# GOAL
Transcribe the listing verbatim. Do not carry over any pictures.

::: INPUT RECORDS :::

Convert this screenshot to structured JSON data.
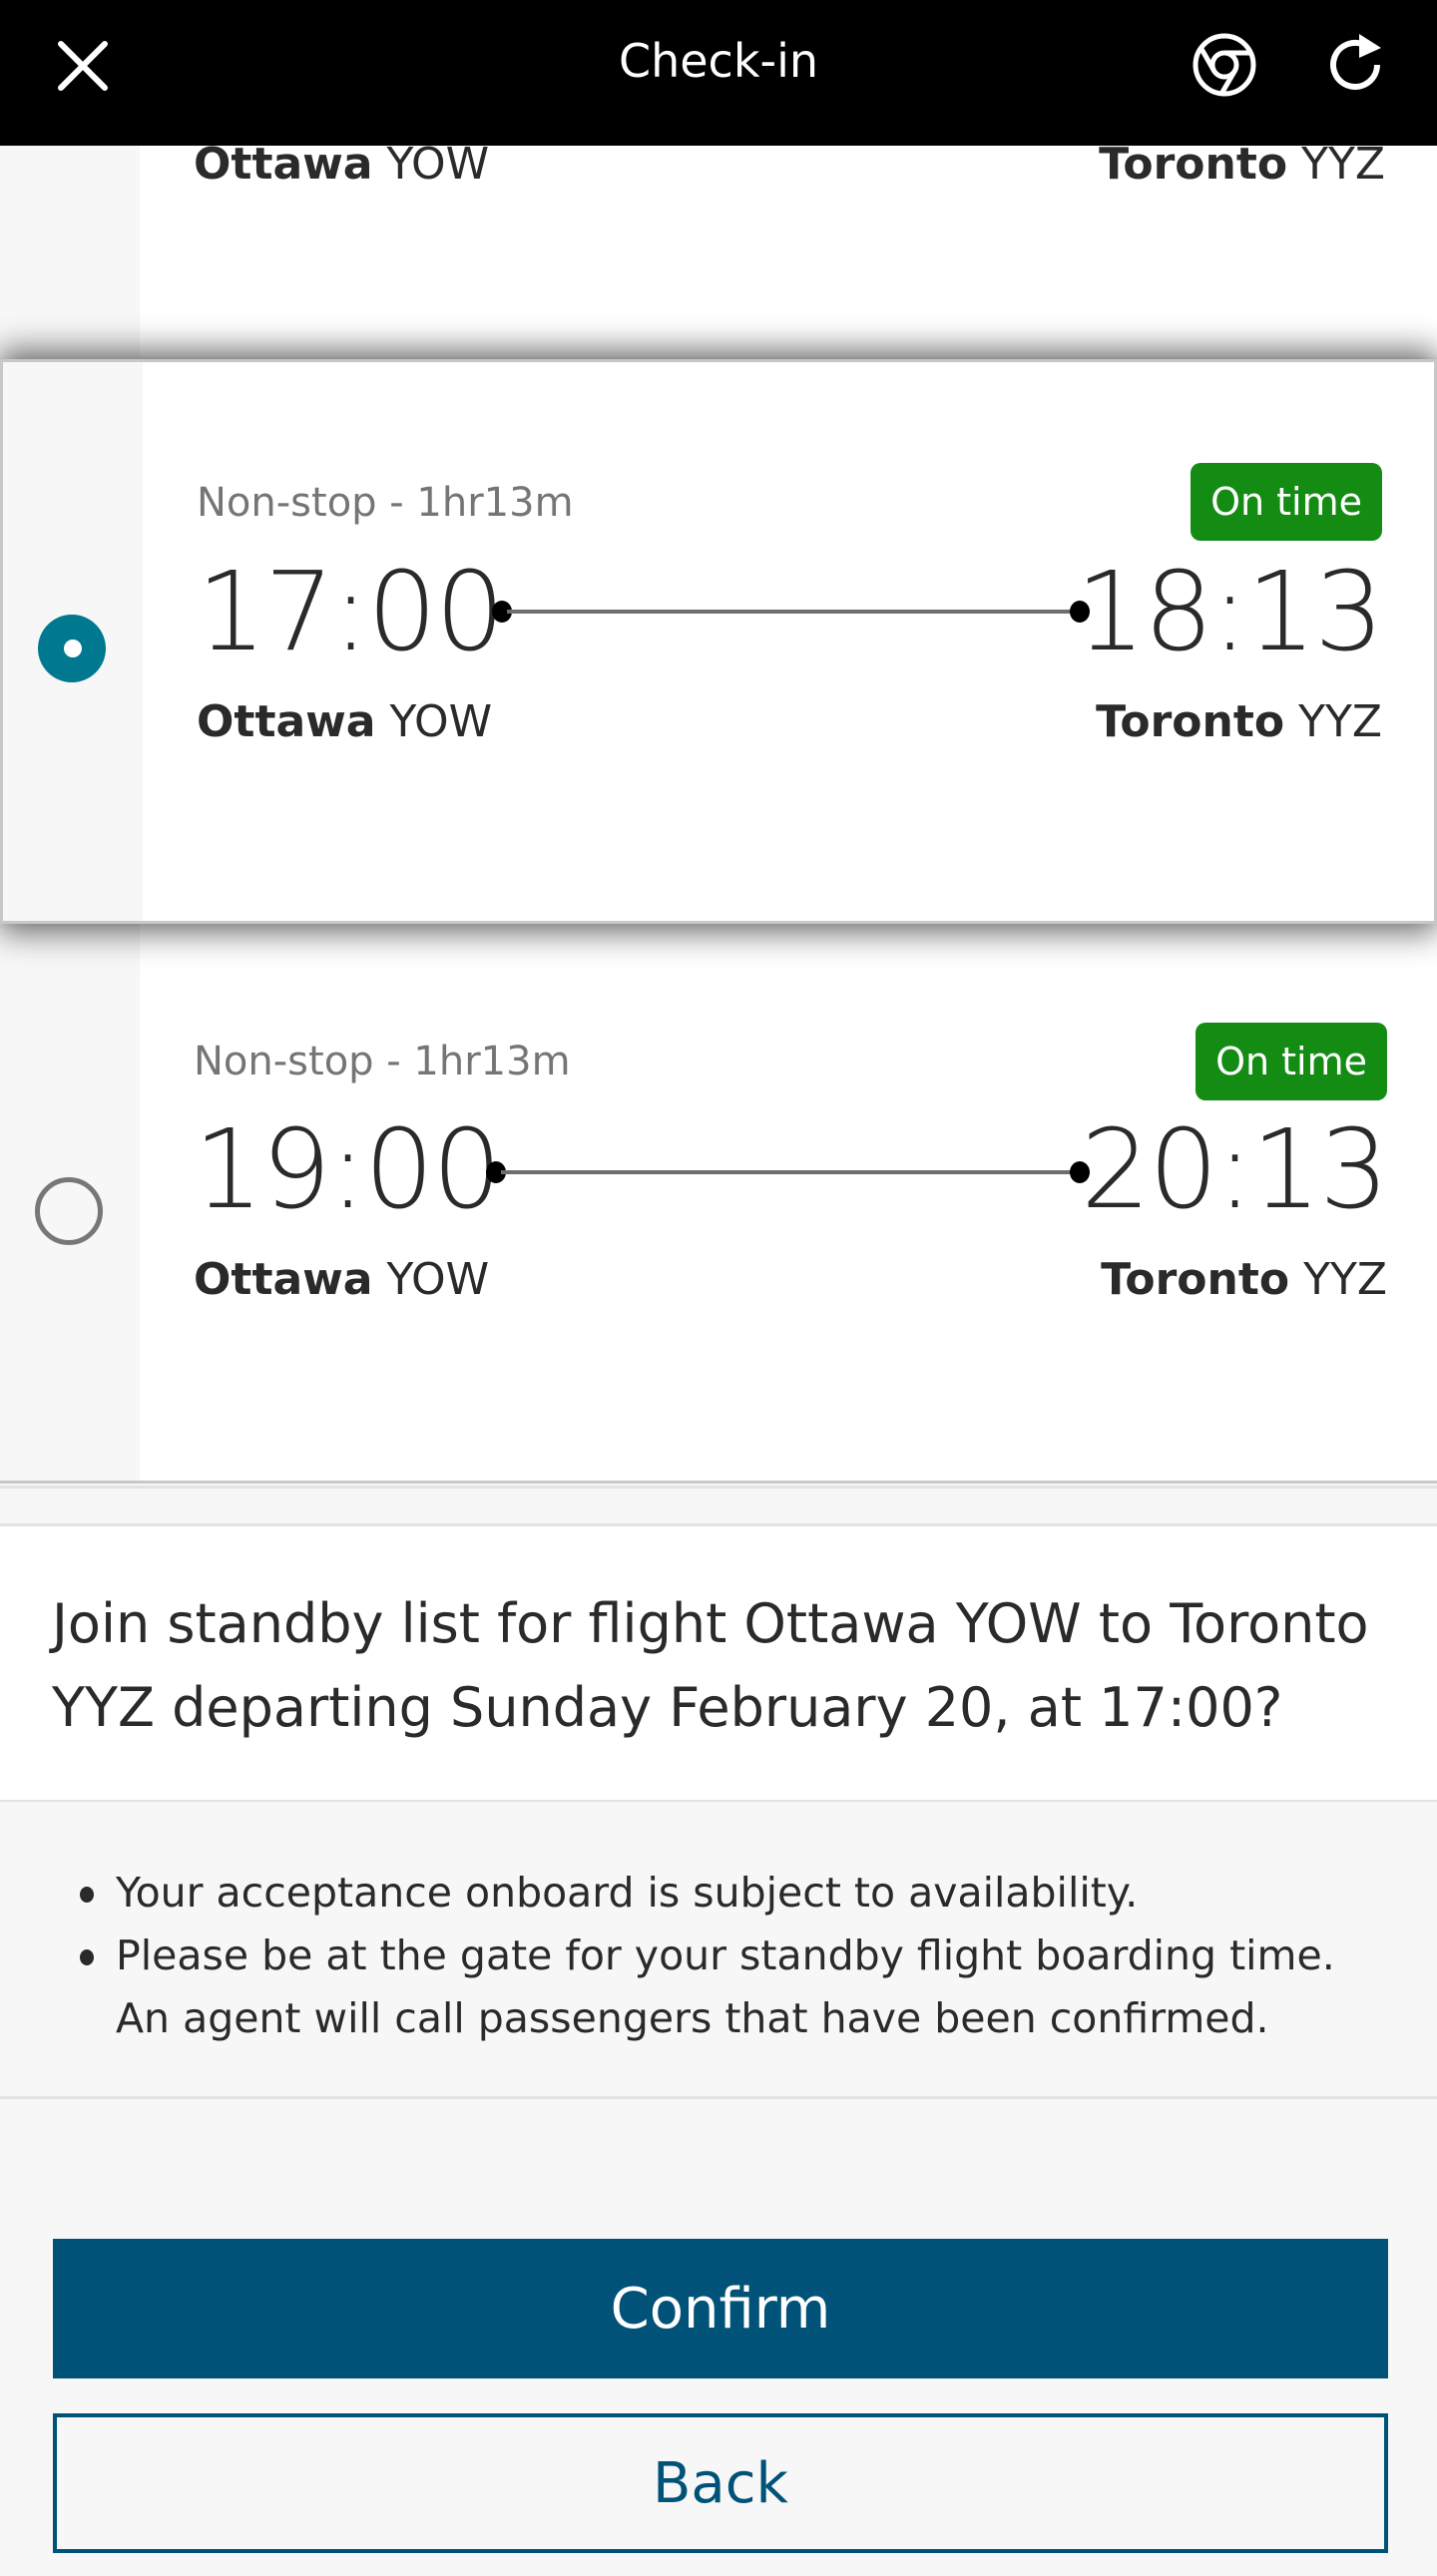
{
  "header": {
    "title": "Check-in",
    "close_icon": "close-icon",
    "browser_icon": "chrome-icon",
    "reload_icon": "reload-icon"
  },
  "flights": [
    {
      "selected": false,
      "partially_visible": true,
      "origin_city": "Ottawa",
      "origin_code": "YOW",
      "destination_city": "Toronto",
      "destination_code": "YYZ"
    },
    {
      "selected": true,
      "duration": "Non-stop - 1hr13m",
      "status": "On time",
      "departure_time": "17:00",
      "arrival_time": "18:13",
      "origin_city": "Ottawa",
      "origin_code": "YOW",
      "destination_city": "Toronto",
      "destination_code": "YYZ"
    },
    {
      "selected": false,
      "duration": "Non-stop - 1hr13m",
      "status": "On time",
      "departure_time": "19:00",
      "arrival_time": "20:13",
      "origin_city": "Ottawa",
      "origin_code": "YOW",
      "destination_city": "Toronto",
      "destination_code": "YYZ"
    }
  ],
  "question": "Join standby list for flight Ottawa YOW to Toronto YYZ departing Sunday February 20, at 17:00?",
  "notes": [
    "Your acceptance onboard is subject to availability.",
    "Please be at the gate for your standby flight boarding time. An agent will call passengers that have been confirmed."
  ],
  "actions": {
    "confirm_label": "Confirm",
    "back_label": "Back"
  },
  "colors": {
    "accent": "#005278",
    "radio_selected": "#00788f",
    "status_on_time": "#148c14",
    "header_bg": "#000000"
  }
}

:::

# REPLY
Convert this screenshot to structured JSON data.
{
  "header": {
    "title": "Check-in",
    "close_icon": "close-icon",
    "browser_icon": "chrome-icon",
    "reload_icon": "reload-icon"
  },
  "flights": [
    {
      "selected": false,
      "partially_visible": true,
      "origin_city": "Ottawa",
      "origin_code": "YOW",
      "destination_city": "Toronto",
      "destination_code": "YYZ"
    },
    {
      "selected": true,
      "duration": "Non-stop - 1hr13m",
      "status": "On time",
      "departure_time": "17:00",
      "arrival_time": "18:13",
      "origin_city": "Ottawa",
      "origin_code": "YOW",
      "destination_city": "Toronto",
      "destination_code": "YYZ"
    },
    {
      "selected": false,
      "duration": "Non-stop - 1hr13m",
      "status": "On time",
      "departure_time": "19:00",
      "arrival_time": "20:13",
      "origin_city": "Ottawa",
      "origin_code": "YOW",
      "destination_city": "Toronto",
      "destination_code": "YYZ"
    }
  ],
  "question": "Join standby list for flight Ottawa YOW to Toronto YYZ departing Sunday February 20, at 17:00?",
  "notes": [
    "Your acceptance onboard is subject to availability.",
    "Please be at the gate for your standby flight boarding time. An agent will call passengers that have been confirmed."
  ],
  "actions": {
    "confirm_label": "Confirm",
    "back_label": "Back"
  },
  "colors": {
    "accent": "#005278",
    "radio_selected": "#00788f",
    "status_on_time": "#148c14",
    "header_bg": "#000000"
  }
}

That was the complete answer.